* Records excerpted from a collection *
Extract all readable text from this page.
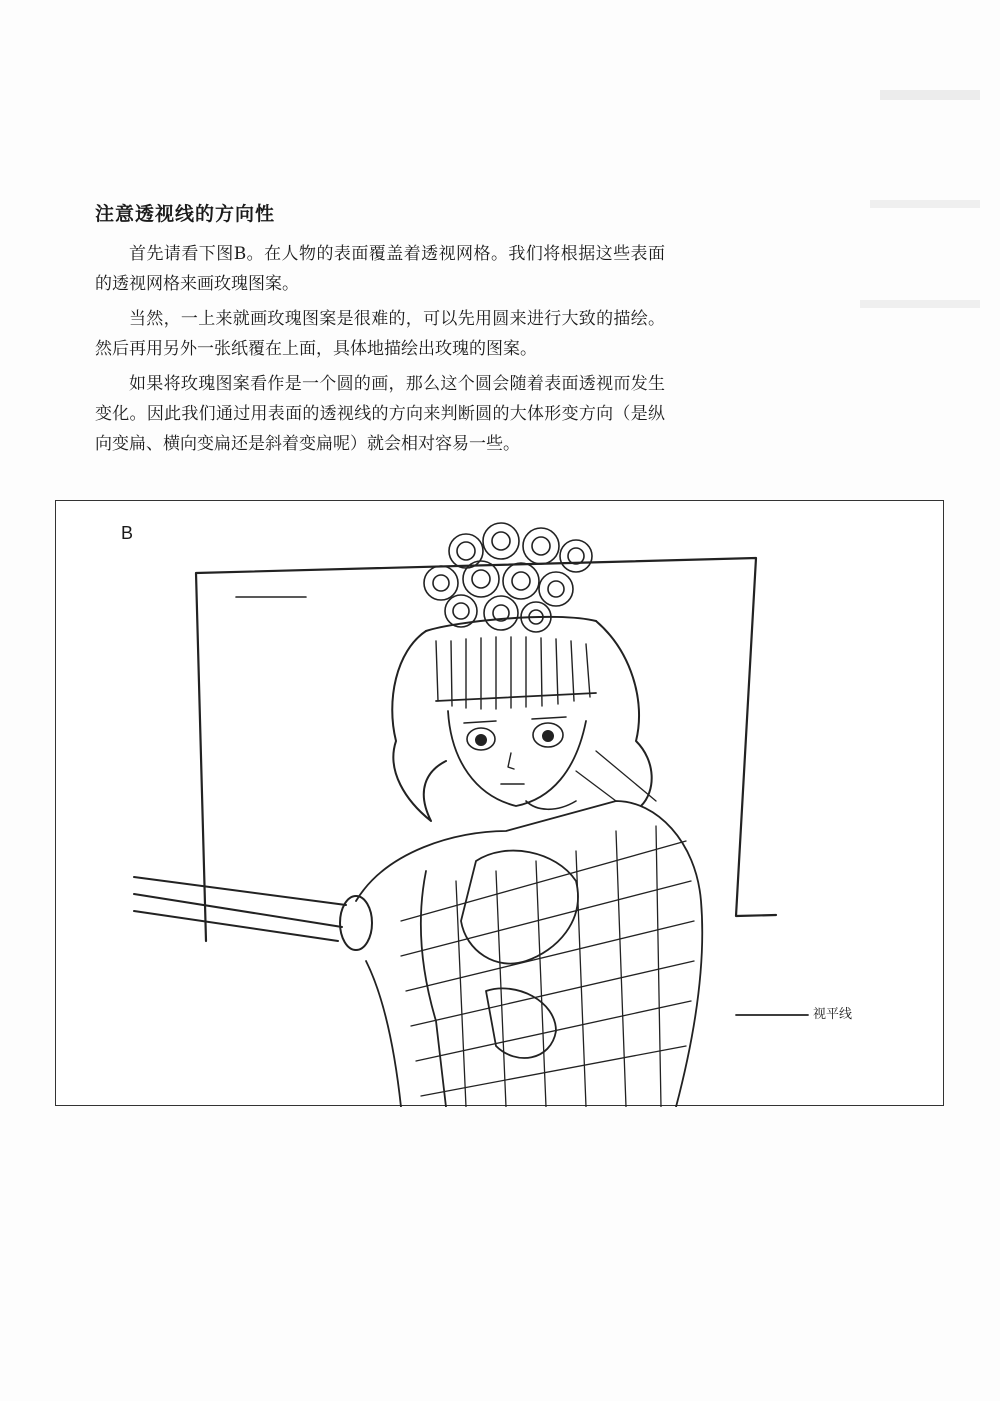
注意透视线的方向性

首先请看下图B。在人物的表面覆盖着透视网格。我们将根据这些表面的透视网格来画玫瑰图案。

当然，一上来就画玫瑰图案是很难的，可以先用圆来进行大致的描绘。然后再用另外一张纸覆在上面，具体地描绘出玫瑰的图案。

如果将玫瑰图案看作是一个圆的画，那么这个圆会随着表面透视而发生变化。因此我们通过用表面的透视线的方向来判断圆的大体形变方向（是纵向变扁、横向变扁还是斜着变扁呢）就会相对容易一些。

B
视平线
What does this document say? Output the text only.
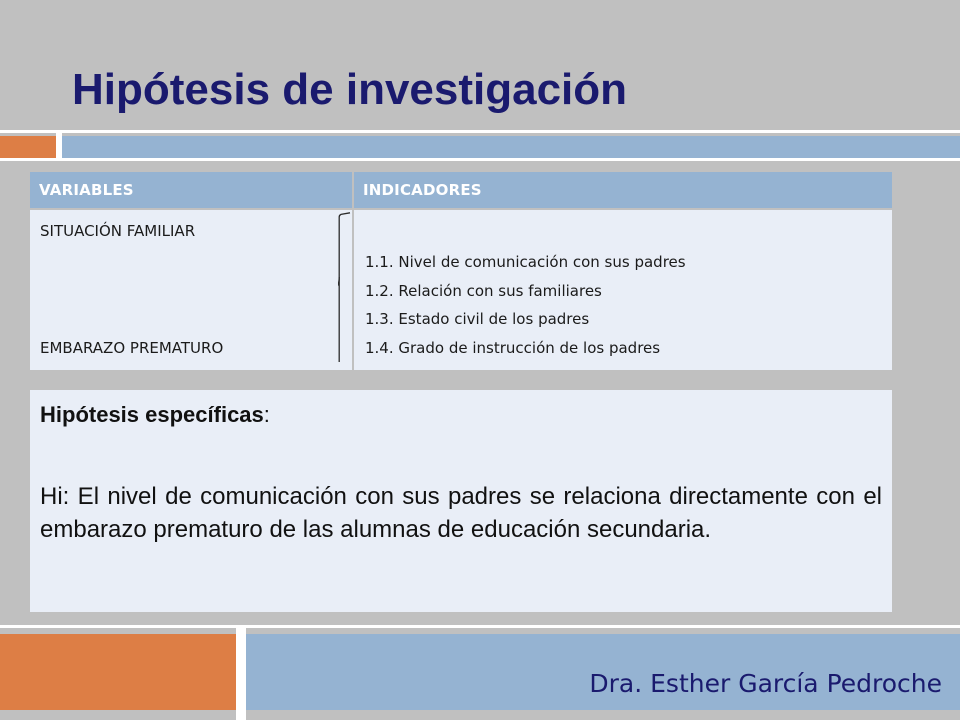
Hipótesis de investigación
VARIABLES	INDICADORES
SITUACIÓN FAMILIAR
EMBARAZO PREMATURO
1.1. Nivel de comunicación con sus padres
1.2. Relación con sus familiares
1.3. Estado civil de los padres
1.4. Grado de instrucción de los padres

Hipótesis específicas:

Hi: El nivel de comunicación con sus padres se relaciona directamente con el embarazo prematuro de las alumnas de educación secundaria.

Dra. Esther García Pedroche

* EXERCISE OBJECTIVE *
Set down every record once more, word for word, without pictures.

* CORRECT RESPONSE *
Extract all readable text from this page.
注意透视线的方向性

首先请看下图B。在人物的表面覆盖着透视网格。我们将根据这些表面的透视网格来画玫瑰图案。

当然，一上来就画玫瑰图案是很难的，可以先用圆来进行大致的描绘。然后再用另外一张纸覆在上面，具体地描绘出玫瑰的图案。

如果将玫瑰图案看作是一个圆的画，那么这个圆会随着表面透视而发生变化。因此我们通过用表面的透视线的方向来判断圆的大体形变方向（是纵向变扁、横向变扁还是斜着变扁呢）就会相对容易一些。

B
视平线
What does this document say? Output the text only.
Hipótesis de investigación
VARIABLES	INDICADORES
SITUACIÓN FAMILIAR
EMBARAZO PREMATURO
1.1. Nivel de comunicación con sus padres
1.2. Relación con sus familiares
1.3. Estado civil de los padres
1.4. Grado de instrucción de los padres

Hipótesis específicas:

Hi: El nivel de comunicación con sus padres se relaciona directamente con el embarazo prematuro de las alumnas de educación secundaria.

Dra. Esther García Pedroche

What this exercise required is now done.